Listed entries:

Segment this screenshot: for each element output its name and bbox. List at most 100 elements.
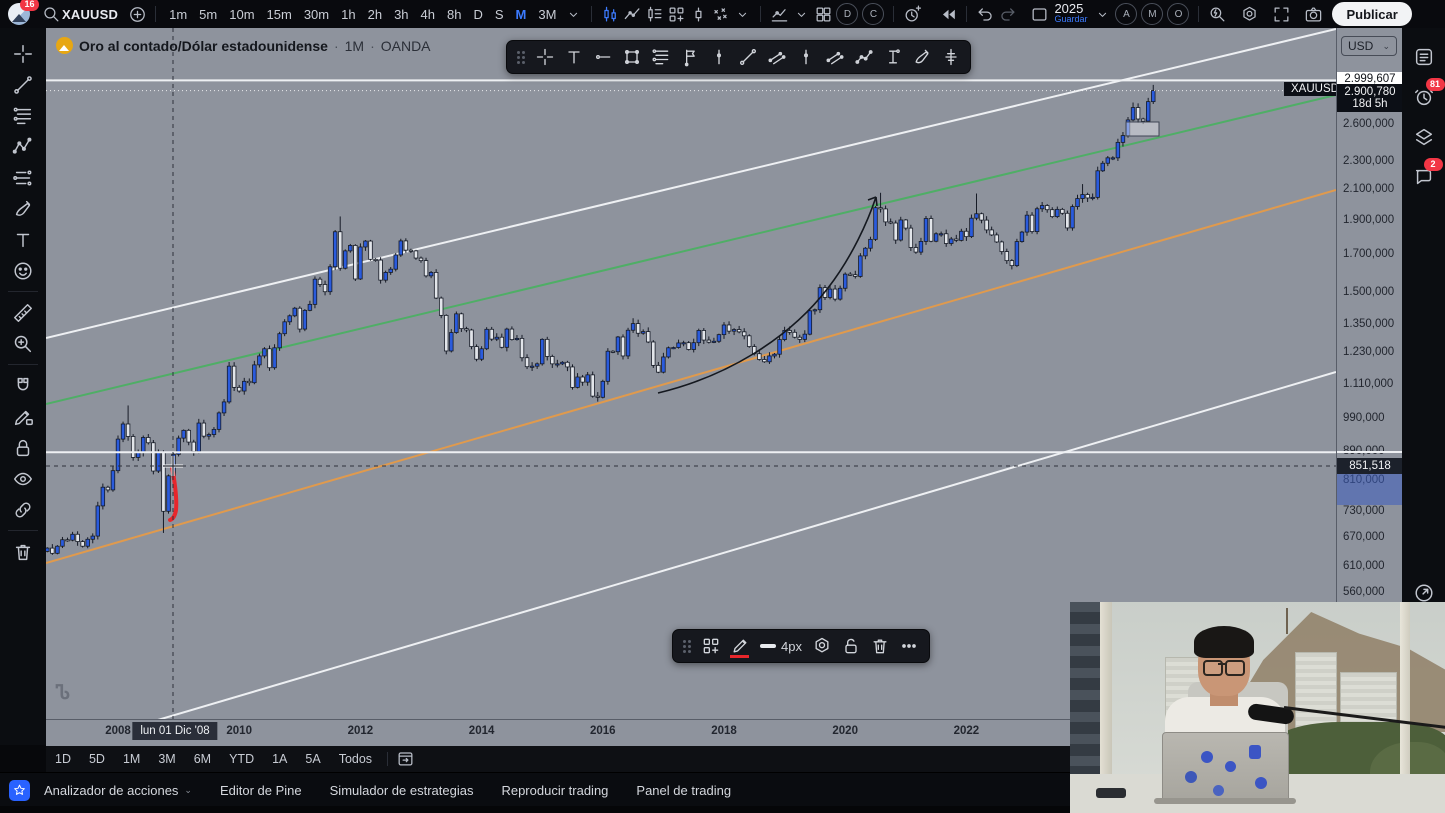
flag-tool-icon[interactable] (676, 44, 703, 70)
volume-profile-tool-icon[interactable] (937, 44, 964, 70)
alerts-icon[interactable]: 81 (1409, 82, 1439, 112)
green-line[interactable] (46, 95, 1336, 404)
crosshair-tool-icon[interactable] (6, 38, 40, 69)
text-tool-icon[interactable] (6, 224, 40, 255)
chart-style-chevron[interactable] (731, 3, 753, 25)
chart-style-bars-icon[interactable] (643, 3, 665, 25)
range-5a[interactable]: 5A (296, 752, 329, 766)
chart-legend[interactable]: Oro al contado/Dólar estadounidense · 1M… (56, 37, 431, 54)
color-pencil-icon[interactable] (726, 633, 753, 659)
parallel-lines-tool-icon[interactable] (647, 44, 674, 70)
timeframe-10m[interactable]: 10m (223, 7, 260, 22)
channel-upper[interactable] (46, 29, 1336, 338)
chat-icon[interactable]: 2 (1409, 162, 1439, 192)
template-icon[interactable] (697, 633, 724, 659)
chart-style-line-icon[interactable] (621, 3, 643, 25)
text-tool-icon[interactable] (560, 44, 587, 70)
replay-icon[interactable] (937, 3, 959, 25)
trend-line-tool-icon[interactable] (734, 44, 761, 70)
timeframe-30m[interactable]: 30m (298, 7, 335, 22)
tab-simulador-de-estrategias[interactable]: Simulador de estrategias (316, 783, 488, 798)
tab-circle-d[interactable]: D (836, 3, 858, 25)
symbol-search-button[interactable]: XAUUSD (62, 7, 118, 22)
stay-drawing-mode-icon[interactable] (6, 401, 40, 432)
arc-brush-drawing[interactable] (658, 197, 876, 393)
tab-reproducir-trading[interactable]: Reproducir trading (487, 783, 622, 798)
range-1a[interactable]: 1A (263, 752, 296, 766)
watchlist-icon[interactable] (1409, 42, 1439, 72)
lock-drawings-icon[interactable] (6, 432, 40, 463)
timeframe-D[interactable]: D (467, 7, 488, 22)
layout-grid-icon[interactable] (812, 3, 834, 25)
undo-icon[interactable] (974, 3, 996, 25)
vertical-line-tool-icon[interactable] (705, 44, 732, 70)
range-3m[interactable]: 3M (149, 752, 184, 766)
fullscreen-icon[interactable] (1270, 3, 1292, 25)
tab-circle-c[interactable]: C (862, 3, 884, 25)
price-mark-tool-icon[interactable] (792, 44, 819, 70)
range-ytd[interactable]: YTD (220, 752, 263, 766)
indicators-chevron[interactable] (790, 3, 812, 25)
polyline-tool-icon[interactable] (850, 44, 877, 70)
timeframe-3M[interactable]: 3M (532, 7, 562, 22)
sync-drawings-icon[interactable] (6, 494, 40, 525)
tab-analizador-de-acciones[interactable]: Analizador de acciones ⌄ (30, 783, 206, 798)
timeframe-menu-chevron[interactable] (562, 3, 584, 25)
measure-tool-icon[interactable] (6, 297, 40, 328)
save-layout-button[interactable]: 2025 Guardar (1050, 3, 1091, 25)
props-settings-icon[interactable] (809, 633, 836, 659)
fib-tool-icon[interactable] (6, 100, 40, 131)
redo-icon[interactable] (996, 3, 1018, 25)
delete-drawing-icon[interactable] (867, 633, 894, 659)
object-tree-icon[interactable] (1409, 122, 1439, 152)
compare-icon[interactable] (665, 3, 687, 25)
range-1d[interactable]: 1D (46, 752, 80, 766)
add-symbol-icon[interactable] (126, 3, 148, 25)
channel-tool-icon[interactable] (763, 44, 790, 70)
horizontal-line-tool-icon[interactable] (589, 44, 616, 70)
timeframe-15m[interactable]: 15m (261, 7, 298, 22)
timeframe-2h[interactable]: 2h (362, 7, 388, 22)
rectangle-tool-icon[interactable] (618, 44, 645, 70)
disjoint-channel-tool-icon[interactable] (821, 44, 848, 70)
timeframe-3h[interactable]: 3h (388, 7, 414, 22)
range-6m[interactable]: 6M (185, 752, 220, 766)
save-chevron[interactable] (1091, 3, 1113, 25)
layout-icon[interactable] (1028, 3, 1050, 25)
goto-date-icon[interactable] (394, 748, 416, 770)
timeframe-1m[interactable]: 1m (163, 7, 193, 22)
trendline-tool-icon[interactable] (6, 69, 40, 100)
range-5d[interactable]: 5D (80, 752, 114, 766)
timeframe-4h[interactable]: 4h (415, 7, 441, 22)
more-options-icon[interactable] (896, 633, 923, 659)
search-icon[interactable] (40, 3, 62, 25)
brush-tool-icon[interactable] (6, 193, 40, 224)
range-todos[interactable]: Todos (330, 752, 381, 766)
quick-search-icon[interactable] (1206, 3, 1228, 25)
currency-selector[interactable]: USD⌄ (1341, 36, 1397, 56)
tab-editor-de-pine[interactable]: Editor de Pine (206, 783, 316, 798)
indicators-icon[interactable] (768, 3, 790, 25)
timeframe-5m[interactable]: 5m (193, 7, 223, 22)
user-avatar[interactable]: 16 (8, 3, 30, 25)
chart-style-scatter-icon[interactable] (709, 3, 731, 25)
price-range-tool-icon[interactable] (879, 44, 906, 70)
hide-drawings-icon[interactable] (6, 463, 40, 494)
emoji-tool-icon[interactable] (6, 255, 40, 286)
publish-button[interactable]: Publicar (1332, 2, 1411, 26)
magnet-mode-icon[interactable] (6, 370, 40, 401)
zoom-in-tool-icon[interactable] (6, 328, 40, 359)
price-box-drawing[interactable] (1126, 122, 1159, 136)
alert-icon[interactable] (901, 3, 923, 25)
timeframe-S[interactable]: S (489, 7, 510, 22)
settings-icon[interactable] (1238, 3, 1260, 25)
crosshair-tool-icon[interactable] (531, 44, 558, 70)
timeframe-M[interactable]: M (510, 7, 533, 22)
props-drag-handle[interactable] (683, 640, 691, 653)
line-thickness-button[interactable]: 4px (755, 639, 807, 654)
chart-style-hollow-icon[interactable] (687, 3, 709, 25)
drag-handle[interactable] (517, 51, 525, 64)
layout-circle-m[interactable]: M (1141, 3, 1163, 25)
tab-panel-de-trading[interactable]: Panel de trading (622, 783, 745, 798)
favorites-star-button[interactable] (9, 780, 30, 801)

--

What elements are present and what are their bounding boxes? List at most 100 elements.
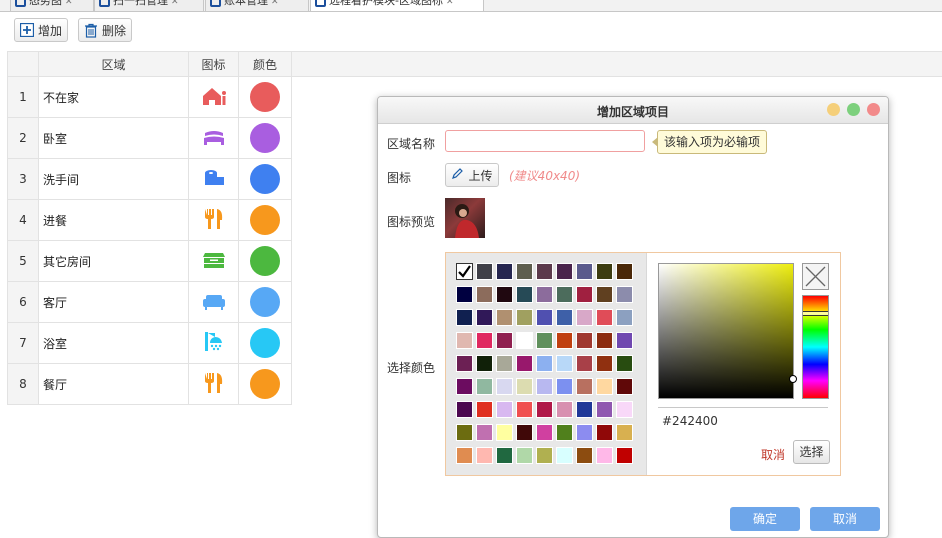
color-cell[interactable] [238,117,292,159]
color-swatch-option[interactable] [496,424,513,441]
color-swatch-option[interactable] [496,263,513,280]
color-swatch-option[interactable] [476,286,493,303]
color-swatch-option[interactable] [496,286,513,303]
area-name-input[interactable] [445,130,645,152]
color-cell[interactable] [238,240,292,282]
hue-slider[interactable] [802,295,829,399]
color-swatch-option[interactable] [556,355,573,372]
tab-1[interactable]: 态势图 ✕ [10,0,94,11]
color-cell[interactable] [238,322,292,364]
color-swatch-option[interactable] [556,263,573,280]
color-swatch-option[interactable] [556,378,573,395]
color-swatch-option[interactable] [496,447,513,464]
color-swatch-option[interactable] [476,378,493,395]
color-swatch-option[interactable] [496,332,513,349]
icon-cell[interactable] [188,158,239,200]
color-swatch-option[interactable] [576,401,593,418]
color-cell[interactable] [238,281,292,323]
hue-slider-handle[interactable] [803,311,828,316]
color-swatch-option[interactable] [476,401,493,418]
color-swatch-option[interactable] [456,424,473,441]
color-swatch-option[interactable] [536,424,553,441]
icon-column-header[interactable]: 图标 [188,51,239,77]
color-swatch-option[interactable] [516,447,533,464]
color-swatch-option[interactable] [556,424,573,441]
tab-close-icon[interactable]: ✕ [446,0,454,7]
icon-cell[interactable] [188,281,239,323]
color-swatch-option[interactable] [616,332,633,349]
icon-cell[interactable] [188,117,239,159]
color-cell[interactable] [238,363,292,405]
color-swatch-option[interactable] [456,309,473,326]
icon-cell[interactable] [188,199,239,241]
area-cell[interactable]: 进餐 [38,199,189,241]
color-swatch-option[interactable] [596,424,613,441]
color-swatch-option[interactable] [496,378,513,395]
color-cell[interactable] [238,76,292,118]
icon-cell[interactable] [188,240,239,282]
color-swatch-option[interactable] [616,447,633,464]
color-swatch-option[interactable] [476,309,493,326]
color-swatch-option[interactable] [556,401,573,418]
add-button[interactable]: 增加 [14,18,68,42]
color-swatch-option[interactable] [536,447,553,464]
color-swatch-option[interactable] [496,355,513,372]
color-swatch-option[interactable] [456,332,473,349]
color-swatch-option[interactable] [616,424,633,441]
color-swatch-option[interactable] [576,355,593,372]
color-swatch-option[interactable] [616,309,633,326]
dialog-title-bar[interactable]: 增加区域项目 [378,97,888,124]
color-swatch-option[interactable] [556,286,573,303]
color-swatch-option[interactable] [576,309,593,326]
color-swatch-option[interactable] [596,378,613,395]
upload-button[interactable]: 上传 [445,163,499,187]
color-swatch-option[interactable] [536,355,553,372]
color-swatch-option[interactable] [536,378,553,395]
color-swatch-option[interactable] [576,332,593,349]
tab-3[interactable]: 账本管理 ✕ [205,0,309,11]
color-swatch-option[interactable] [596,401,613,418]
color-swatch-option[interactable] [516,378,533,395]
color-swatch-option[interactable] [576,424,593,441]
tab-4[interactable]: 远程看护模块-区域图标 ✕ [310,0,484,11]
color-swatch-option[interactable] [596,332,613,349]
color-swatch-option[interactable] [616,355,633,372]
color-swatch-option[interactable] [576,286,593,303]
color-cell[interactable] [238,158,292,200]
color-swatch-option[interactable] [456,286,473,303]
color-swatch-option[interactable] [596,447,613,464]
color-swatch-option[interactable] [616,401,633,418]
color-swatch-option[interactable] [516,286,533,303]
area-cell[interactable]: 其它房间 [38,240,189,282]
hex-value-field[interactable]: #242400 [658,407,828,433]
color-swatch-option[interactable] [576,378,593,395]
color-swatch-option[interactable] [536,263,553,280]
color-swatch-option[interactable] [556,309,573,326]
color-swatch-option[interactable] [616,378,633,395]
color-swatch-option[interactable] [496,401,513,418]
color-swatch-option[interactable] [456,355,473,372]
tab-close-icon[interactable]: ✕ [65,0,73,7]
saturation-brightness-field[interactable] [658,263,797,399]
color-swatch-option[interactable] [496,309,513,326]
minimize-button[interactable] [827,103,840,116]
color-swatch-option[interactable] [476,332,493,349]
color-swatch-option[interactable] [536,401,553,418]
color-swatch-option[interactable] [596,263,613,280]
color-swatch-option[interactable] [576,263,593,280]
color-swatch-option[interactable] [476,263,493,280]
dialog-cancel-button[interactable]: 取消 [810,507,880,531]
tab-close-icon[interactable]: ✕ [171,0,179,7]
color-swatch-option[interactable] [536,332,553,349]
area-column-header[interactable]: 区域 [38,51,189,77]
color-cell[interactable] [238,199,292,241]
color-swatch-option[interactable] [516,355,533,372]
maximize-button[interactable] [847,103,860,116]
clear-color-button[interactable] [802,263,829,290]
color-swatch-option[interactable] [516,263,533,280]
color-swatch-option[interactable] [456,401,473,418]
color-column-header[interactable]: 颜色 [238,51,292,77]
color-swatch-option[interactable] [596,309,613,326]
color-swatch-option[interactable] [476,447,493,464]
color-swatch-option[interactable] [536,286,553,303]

Aim of the task: Can you lay out the stretch of the listing from the line containing "flag-tool-icon[interactable] (676, 44, 703, 70)" through the line containing "chart-style-bars-icon[interactable] (643, 3, 665, 25)" as a Markdown table with columns headed Row and Line, numbering each row and skipping blank lines?

Solution to the problem:
| Row | Line |
|---|---|
| 1 | flag-tool-icon[interactable] (676, 44, 703, 70) |
| 2 | volume-profile-tool-icon[interactable] (937, 44, 964, 70) |
| 3 | alerts-icon[interactable]: 81 (1409, 82, 1439, 112) |
| 4 | green-line[interactable] (46, 95, 1336, 404) |
| 5 | crosshair-tool-icon[interactable] (6, 38, 40, 69) |
| 6 | text-tool-icon[interactable] (6, 224, 40, 255) |
| 7 | chart-style-chevron[interactable] (731, 3, 753, 25) |
| 8 | chart-style-bars-icon[interactable] (643, 3, 665, 25) |